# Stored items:
==================================================

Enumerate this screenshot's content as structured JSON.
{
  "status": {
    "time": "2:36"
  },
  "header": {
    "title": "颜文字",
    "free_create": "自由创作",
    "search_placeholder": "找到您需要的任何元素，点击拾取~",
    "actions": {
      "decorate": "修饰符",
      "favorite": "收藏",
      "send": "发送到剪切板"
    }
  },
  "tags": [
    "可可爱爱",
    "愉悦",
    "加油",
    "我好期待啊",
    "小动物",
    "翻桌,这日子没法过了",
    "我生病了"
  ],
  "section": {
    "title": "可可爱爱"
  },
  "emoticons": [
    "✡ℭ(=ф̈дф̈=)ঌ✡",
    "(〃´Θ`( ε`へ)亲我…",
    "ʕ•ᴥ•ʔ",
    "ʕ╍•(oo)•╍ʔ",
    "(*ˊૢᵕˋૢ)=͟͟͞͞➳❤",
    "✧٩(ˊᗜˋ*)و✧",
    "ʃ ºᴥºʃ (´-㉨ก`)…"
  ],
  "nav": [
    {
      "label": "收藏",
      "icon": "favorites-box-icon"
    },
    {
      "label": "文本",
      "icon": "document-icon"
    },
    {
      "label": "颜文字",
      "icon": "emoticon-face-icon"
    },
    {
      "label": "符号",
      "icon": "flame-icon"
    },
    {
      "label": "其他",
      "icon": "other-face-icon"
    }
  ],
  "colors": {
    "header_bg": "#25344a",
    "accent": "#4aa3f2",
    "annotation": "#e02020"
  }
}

==================================================

# STATED PROBLEM:
Copy all lines from the material that contain "label".

# RESULT:
      "label": "收藏",
      "label": "文本",
      "label": "颜文字",
      "label": "符号",
      "label": "其他",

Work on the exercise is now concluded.